* Record excerpts:
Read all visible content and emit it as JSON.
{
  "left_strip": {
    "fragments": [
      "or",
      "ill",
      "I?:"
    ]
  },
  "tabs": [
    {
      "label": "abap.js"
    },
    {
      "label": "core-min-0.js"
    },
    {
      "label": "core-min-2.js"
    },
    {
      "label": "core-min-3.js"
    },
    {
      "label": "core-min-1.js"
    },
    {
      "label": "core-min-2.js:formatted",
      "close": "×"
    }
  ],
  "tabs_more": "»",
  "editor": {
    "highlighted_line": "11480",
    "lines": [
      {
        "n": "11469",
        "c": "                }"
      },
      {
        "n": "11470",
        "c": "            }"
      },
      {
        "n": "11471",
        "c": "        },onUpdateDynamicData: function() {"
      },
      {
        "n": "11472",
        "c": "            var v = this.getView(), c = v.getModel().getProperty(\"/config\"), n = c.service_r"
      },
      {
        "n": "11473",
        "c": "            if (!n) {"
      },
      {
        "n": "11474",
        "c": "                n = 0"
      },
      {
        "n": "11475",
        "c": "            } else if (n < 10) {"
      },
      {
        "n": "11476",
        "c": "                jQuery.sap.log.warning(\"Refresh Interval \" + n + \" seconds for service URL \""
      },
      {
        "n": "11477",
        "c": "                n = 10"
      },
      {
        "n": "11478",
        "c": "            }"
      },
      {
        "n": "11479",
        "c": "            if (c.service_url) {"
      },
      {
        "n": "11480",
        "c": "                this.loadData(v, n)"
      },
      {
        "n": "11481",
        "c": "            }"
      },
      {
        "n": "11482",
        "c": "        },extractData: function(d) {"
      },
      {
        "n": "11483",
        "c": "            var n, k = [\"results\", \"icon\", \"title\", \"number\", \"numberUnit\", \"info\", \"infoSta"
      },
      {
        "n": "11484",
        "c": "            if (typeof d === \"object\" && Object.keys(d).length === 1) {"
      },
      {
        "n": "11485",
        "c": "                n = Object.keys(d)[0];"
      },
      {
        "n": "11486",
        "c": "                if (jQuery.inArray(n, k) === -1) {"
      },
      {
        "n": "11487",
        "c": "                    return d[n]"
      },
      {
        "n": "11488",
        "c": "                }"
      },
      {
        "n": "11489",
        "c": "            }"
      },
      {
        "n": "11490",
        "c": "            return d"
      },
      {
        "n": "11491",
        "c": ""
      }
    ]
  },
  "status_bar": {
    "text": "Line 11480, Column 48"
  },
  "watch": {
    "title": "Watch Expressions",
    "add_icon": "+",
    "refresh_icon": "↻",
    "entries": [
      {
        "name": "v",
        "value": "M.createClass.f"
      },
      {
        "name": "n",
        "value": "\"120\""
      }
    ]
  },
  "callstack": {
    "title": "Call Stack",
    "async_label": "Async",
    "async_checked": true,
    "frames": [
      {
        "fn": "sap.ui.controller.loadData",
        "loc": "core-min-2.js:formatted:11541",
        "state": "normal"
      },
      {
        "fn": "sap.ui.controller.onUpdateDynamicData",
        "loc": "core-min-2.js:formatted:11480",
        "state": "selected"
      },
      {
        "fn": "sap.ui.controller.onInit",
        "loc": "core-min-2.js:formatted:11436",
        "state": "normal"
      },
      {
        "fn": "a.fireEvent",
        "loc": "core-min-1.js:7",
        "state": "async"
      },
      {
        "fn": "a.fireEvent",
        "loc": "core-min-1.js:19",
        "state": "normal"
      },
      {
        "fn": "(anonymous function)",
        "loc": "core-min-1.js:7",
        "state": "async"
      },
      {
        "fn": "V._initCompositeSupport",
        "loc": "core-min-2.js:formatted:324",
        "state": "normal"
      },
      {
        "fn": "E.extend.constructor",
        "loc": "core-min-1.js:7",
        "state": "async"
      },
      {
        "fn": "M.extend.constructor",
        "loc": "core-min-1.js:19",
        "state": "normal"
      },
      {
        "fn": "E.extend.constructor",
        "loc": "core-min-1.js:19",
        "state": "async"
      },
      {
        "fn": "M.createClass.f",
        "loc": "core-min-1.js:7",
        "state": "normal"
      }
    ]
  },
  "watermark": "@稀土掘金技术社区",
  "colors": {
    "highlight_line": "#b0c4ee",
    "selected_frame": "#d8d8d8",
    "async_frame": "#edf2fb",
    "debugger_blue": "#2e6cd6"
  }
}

* Requirement:
Hand back the material above in full, exactly as written.

* Result of the exercise:
Read all visible content and emit it as JSON.
{
  "left_strip": {
    "fragments": [
      "or",
      "ill",
      "I?:"
    ]
  },
  "tabs": [
    {
      "label": "abap.js"
    },
    {
      "label": "core-min-0.js"
    },
    {
      "label": "core-min-2.js"
    },
    {
      "label": "core-min-3.js"
    },
    {
      "label": "core-min-1.js"
    },
    {
      "label": "core-min-2.js:formatted",
      "close": "×"
    }
  ],
  "tabs_more": "»",
  "editor": {
    "highlighted_line": "11480",
    "lines": [
      {
        "n": "11469",
        "c": "                }"
      },
      {
        "n": "11470",
        "c": "            }"
      },
      {
        "n": "11471",
        "c": "        },onUpdateDynamicData: function() {"
      },
      {
        "n": "11472",
        "c": "            var v = this.getView(), c = v.getModel().getProperty(\"/config\"), n = c.service_r"
      },
      {
        "n": "11473",
        "c": "            if (!n) {"
      },
      {
        "n": "11474",
        "c": "                n = 0"
      },
      {
        "n": "11475",
        "c": "            } else if (n < 10) {"
      },
      {
        "n": "11476",
        "c": "                jQuery.sap.log.warning(\"Refresh Interval \" + n + \" seconds for service URL \""
      },
      {
        "n": "11477",
        "c": "                n = 10"
      },
      {
        "n": "11478",
        "c": "            }"
      },
      {
        "n": "11479",
        "c": "            if (c.service_url) {"
      },
      {
        "n": "11480",
        "c": "                this.loadData(v, n)"
      },
      {
        "n": "11481",
        "c": "            }"
      },
      {
        "n": "11482",
        "c": "        },extractData: function(d) {"
      },
      {
        "n": "11483",
        "c": "            var n, k = [\"results\", \"icon\", \"title\", \"number\", \"numberUnit\", \"info\", \"infoSta"
      },
      {
        "n": "11484",
        "c": "            if (typeof d === \"object\" && Object.keys(d).length === 1) {"
      },
      {
        "n": "11485",
        "c": "                n = Object.keys(d)[0];"
      },
      {
        "n": "11486",
        "c": "                if (jQuery.inArray(n, k) === -1) {"
      },
      {
        "n": "11487",
        "c": "                    return d[n]"
      },
      {
        "n": "11488",
        "c": "                }"
      },
      {
        "n": "11489",
        "c": "            }"
      },
      {
        "n": "11490",
        "c": "            return d"
      },
      {
        "n": "11491",
        "c": ""
      }
    ]
  },
  "status_bar": {
    "text": "Line 11480, Column 48"
  },
  "watch": {
    "title": "Watch Expressions",
    "add_icon": "+",
    "refresh_icon": "↻",
    "entries": [
      {
        "name": "v",
        "value": "M.createClass.f"
      },
      {
        "name": "n",
        "value": "\"120\""
      }
    ]
  },
  "callstack": {
    "title": "Call Stack",
    "async_label": "Async",
    "async_checked": true,
    "frames": [
      {
        "fn": "sap.ui.controller.loadData",
        "loc": "core-min-2.js:formatted:11541",
        "state": "normal"
      },
      {
        "fn": "sap.ui.controller.onUpdateDynamicData",
        "loc": "core-min-2.js:formatted:11480",
        "state": "selected"
      },
      {
        "fn": "sap.ui.controller.onInit",
        "loc": "core-min-2.js:formatted:11436",
        "state": "normal"
      },
      {
        "fn": "a.fireEvent",
        "loc": "core-min-1.js:7",
        "state": "async"
      },
      {
        "fn": "a.fireEvent",
        "loc": "core-min-1.js:19",
        "state": "normal"
      },
      {
        "fn": "(anonymous function)",
        "loc": "core-min-1.js:7",
        "state": "async"
      },
      {
        "fn": "V._initCompositeSupport",
        "loc": "core-min-2.js:formatted:324",
        "state": "normal"
      },
      {
        "fn": "E.extend.constructor",
        "loc": "core-min-1.js:7",
        "state": "async"
      },
      {
        "fn": "M.extend.constructor",
        "loc": "core-min-1.js:19",
        "state": "normal"
      },
      {
        "fn": "E.extend.constructor",
        "loc": "core-min-1.js:19",
        "state": "async"
      },
      {
        "fn": "M.createClass.f",
        "loc": "core-min-1.js:7",
        "state": "normal"
      }
    ]
  },
  "watermark": "@稀土掘金技术社区",
  "colors": {
    "highlight_line": "#b0c4ee",
    "selected_frame": "#d8d8d8",
    "async_frame": "#edf2fb",
    "debugger_blue": "#2e6cd6"
  }
}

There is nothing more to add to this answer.